**Saved entries:**

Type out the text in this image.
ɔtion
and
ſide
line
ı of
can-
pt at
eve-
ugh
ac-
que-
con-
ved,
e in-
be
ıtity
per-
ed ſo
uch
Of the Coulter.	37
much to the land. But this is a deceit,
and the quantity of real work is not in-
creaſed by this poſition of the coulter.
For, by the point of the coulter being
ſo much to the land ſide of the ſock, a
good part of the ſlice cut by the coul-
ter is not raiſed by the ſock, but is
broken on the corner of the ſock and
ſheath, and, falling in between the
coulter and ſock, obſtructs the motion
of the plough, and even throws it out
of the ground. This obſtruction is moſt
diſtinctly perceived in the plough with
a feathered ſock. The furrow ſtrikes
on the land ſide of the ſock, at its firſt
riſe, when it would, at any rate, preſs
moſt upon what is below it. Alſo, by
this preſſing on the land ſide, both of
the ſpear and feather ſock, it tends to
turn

---

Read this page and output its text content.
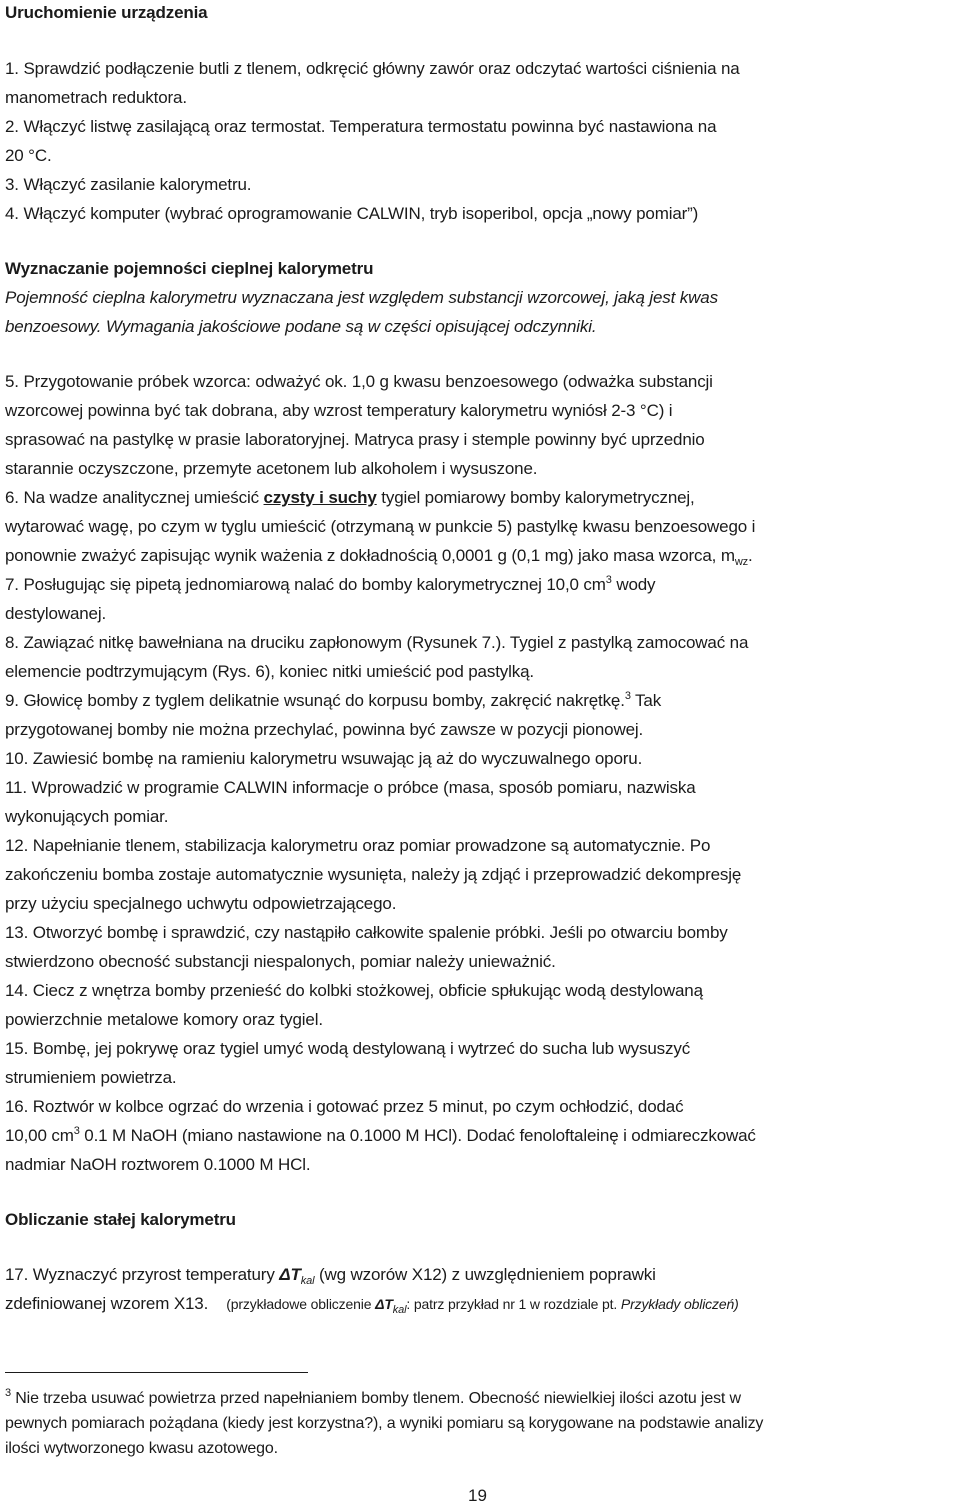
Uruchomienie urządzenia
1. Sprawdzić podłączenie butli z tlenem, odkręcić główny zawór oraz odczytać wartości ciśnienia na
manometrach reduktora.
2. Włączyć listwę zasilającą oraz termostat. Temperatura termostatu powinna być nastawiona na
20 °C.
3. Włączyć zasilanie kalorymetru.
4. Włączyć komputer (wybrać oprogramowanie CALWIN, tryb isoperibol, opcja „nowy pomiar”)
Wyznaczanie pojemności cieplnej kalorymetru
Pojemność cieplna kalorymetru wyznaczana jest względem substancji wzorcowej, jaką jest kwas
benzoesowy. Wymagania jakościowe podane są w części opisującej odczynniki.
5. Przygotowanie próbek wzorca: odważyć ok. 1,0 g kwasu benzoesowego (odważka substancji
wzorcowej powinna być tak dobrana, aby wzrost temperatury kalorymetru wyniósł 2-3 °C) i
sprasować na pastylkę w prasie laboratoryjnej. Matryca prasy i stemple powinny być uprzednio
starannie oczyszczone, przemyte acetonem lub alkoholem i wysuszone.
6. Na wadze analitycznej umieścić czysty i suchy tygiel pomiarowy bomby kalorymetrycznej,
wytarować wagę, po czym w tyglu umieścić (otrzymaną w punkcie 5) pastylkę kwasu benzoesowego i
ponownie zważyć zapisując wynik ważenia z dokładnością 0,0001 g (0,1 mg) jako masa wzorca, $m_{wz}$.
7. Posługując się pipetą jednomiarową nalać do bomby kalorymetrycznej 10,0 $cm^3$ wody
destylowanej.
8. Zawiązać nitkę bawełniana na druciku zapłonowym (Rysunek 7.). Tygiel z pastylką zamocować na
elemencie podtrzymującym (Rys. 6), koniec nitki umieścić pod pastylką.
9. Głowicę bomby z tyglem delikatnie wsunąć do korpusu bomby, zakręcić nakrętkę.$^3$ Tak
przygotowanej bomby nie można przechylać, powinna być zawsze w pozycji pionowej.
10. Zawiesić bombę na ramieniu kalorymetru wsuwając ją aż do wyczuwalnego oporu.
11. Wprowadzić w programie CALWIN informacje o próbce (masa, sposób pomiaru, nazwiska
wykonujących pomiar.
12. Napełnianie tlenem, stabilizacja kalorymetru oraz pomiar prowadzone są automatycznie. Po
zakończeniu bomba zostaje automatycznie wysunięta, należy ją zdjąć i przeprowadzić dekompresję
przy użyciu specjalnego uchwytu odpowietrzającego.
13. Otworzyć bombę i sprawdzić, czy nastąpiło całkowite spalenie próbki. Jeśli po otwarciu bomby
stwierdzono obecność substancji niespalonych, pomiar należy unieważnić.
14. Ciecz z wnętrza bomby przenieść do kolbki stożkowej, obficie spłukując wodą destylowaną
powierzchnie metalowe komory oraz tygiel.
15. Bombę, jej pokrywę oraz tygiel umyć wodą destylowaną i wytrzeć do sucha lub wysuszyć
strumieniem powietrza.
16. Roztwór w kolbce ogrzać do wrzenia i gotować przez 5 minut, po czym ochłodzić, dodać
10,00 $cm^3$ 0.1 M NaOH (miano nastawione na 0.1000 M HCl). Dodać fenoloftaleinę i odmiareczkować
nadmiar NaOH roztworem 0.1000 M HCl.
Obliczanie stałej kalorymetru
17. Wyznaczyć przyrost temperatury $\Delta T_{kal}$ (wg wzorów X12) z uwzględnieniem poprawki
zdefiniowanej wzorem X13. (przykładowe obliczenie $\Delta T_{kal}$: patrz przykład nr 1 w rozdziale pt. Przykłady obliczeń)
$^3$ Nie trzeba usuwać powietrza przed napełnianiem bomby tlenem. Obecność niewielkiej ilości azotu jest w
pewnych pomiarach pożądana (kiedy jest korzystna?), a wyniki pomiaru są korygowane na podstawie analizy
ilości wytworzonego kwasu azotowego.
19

* * *

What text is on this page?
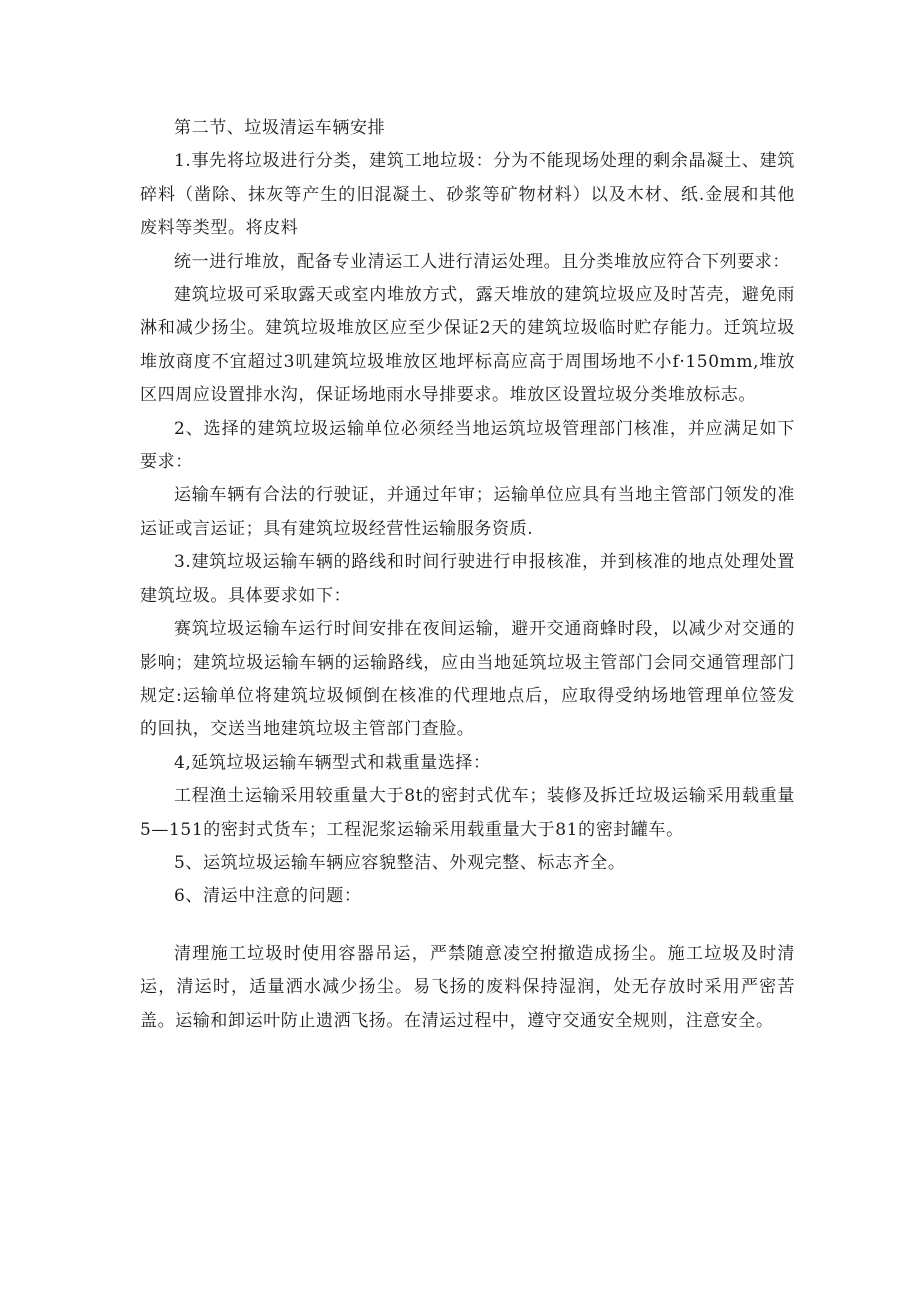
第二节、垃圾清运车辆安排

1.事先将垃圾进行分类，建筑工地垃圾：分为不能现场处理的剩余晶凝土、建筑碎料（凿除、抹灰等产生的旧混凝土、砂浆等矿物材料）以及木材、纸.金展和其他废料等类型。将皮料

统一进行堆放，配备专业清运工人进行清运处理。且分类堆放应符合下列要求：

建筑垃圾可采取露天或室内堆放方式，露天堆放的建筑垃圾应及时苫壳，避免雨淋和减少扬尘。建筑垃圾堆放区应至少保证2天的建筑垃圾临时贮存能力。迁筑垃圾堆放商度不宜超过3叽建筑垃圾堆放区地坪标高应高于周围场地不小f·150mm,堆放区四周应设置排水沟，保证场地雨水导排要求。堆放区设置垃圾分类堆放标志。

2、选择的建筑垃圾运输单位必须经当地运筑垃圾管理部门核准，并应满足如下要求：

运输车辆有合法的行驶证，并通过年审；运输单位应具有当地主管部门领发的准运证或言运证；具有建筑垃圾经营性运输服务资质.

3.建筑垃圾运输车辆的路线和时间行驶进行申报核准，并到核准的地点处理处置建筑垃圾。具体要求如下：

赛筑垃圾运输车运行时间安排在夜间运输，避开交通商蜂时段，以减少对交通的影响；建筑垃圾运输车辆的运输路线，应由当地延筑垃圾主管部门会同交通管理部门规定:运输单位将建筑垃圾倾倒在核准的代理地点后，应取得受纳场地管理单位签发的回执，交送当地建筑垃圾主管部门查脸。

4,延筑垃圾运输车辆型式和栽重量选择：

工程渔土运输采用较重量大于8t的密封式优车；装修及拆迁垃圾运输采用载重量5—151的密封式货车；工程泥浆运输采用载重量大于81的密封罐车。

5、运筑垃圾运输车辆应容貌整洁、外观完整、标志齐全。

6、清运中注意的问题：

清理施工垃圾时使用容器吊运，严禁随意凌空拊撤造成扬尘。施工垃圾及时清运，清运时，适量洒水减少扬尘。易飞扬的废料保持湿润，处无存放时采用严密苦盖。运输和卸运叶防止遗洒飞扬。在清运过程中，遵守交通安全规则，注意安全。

**Exercise details:** In the records above, locate the lines holding the word "ſock". Copy each of them.

**Exercise response:**
ſo much to the land ſide of the ſock, a
ter is not raiſed by the ſock, but is
broken on the corner of the ſock and
coulter and ſock, obſtructs the motion
a feathered ſock. The furrow ſtrikes
on the land ſide of the ſock, at its firſt
the ſpear and feather ſock, it tends to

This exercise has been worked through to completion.